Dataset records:
○ ○ ○ ○ ○ ○ ○

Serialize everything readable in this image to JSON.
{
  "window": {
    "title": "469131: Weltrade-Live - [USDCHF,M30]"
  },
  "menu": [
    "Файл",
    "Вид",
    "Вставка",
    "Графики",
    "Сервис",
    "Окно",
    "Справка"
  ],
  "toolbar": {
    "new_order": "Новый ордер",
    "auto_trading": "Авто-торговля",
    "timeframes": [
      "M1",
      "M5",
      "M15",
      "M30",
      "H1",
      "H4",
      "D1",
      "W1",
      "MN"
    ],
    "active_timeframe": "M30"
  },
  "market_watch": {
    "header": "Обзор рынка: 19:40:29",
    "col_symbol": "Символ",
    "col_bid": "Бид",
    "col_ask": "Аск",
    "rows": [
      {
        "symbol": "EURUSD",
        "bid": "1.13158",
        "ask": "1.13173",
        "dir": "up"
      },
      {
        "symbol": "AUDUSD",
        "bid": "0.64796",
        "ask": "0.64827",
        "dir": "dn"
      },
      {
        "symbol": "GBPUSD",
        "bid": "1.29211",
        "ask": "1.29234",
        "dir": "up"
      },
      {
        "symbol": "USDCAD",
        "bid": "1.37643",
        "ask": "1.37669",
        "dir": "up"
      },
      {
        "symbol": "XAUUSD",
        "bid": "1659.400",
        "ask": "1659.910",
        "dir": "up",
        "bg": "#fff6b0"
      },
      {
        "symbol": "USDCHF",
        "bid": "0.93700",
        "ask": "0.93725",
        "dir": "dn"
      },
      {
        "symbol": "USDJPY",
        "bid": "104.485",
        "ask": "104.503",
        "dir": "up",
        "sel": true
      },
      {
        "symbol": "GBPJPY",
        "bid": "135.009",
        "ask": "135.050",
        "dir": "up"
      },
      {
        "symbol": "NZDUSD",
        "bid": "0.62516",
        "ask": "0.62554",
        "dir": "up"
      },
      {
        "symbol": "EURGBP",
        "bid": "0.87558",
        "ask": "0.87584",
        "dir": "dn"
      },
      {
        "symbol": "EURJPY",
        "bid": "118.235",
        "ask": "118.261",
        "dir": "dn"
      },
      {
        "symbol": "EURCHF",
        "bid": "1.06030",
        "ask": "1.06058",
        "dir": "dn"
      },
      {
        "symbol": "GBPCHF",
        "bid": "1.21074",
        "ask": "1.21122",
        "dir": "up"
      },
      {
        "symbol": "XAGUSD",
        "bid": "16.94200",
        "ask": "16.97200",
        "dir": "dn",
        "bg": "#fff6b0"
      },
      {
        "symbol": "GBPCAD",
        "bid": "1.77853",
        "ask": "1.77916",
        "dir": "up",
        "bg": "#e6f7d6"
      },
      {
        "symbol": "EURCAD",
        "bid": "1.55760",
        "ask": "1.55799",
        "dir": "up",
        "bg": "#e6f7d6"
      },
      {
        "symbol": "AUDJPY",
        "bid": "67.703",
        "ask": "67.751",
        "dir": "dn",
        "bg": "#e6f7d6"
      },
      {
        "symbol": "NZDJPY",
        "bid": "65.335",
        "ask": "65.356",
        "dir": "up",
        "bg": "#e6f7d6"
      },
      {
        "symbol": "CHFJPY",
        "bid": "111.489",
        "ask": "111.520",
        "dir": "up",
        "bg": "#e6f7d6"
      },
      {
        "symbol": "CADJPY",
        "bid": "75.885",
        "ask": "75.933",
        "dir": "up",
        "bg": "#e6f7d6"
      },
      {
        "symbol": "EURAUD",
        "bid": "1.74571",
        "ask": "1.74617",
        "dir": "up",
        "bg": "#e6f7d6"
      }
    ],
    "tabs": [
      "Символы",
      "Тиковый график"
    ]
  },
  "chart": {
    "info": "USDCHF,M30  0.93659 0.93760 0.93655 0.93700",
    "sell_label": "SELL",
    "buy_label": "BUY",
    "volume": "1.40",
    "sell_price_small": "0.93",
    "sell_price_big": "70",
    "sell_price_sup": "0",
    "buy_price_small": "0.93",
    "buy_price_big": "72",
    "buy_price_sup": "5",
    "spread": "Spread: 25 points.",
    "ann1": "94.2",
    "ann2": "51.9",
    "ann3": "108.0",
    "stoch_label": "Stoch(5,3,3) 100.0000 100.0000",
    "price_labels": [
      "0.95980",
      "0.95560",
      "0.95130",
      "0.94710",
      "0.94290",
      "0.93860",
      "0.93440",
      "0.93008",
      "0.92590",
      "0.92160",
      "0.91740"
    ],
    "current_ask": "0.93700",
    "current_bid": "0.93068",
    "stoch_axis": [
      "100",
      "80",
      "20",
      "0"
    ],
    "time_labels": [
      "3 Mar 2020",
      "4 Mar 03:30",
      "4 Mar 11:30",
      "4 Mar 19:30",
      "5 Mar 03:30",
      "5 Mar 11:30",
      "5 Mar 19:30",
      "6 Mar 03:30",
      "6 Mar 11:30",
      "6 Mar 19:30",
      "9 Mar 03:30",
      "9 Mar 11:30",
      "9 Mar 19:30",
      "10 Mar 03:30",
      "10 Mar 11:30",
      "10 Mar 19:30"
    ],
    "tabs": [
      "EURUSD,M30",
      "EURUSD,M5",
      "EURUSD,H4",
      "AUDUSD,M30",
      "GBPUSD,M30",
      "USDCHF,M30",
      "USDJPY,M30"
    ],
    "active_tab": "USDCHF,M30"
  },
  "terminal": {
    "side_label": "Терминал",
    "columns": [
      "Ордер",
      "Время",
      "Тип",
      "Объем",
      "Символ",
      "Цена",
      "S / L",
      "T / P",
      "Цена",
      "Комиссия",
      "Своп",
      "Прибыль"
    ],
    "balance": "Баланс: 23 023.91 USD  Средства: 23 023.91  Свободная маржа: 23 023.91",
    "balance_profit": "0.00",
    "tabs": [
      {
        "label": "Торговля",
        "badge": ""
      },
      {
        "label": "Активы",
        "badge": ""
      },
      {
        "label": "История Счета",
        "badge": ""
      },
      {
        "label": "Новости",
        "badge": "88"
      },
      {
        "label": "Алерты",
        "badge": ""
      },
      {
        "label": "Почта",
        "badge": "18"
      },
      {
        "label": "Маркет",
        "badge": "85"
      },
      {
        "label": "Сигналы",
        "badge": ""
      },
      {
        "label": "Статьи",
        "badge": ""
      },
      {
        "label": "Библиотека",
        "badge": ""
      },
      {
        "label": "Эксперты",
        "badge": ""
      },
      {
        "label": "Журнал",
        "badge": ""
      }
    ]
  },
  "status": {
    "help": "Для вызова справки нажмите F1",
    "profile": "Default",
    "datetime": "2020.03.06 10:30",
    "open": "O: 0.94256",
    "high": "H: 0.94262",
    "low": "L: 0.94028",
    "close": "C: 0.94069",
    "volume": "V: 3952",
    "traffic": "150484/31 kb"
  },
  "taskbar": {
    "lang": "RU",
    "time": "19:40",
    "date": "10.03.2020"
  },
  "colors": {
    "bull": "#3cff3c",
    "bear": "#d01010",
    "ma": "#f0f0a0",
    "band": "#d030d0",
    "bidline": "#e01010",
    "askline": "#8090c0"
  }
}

○ ○ ○ ○ ○ ○ ○

INSTRUCTION:
Identify the lines of the data that contain the word "EURUSD". Copy each of them.

THE REPLY:
        "symbol": "EURUSD",
      "EURUSD,M30",
      "EURUSD,M5",
      "EURUSD,H4",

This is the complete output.